--- AIM ---
Scan the material below for the string "Replicas", and copy every line where it shows up.

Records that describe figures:
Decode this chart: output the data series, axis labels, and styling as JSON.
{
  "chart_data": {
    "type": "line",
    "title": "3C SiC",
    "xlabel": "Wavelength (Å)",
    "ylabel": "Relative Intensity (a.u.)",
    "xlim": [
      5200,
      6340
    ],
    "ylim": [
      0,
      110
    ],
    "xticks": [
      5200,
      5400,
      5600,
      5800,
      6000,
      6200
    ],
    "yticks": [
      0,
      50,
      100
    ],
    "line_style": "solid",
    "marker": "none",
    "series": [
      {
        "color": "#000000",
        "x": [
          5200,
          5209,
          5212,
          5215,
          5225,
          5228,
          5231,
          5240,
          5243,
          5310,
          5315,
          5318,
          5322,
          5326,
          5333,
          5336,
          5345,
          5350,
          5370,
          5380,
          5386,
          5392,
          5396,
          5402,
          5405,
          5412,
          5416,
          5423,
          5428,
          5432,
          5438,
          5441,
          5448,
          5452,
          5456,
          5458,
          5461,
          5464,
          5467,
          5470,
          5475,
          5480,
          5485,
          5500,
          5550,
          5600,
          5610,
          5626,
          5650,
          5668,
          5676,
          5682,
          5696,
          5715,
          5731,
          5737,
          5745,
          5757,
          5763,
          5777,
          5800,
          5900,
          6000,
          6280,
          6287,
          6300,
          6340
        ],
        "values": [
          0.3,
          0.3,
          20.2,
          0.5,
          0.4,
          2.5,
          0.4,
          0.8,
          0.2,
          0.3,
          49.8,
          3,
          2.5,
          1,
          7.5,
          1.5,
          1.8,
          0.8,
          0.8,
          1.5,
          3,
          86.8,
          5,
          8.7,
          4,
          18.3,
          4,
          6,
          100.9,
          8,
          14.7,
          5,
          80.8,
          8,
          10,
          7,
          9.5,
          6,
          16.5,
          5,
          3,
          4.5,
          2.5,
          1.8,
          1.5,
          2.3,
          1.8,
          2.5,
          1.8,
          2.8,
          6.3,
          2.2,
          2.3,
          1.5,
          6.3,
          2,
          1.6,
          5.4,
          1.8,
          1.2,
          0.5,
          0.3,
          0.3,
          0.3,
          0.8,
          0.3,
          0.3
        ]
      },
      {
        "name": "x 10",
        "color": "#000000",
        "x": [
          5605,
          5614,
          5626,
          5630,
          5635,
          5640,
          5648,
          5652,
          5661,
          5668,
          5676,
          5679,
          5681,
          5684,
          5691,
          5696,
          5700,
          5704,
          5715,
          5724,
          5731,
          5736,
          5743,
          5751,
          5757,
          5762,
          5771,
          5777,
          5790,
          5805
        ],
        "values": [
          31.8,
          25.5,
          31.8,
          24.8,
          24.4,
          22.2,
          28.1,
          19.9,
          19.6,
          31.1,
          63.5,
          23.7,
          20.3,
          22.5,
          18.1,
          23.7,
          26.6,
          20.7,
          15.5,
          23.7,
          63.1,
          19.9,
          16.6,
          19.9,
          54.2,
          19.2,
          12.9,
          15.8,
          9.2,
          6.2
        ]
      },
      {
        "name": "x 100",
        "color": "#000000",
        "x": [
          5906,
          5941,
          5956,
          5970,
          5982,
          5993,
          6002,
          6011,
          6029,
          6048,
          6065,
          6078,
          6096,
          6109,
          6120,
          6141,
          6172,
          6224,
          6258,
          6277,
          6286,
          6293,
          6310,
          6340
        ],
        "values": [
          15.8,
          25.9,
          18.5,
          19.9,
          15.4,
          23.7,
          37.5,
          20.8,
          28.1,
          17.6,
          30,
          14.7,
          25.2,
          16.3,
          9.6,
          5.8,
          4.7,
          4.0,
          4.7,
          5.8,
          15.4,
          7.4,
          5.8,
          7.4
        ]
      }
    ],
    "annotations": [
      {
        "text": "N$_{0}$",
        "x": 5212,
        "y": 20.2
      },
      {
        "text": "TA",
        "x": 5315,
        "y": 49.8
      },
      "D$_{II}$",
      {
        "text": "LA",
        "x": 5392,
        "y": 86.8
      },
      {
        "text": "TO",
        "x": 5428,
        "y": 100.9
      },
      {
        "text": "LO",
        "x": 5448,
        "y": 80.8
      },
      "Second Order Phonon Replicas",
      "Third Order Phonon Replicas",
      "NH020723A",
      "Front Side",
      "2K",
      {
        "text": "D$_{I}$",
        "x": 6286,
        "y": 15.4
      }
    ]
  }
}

--- RESULT OF THE EXERCISE ---
      "Second Order Phonon Replicas",
      "Third Order Phonon Replicas",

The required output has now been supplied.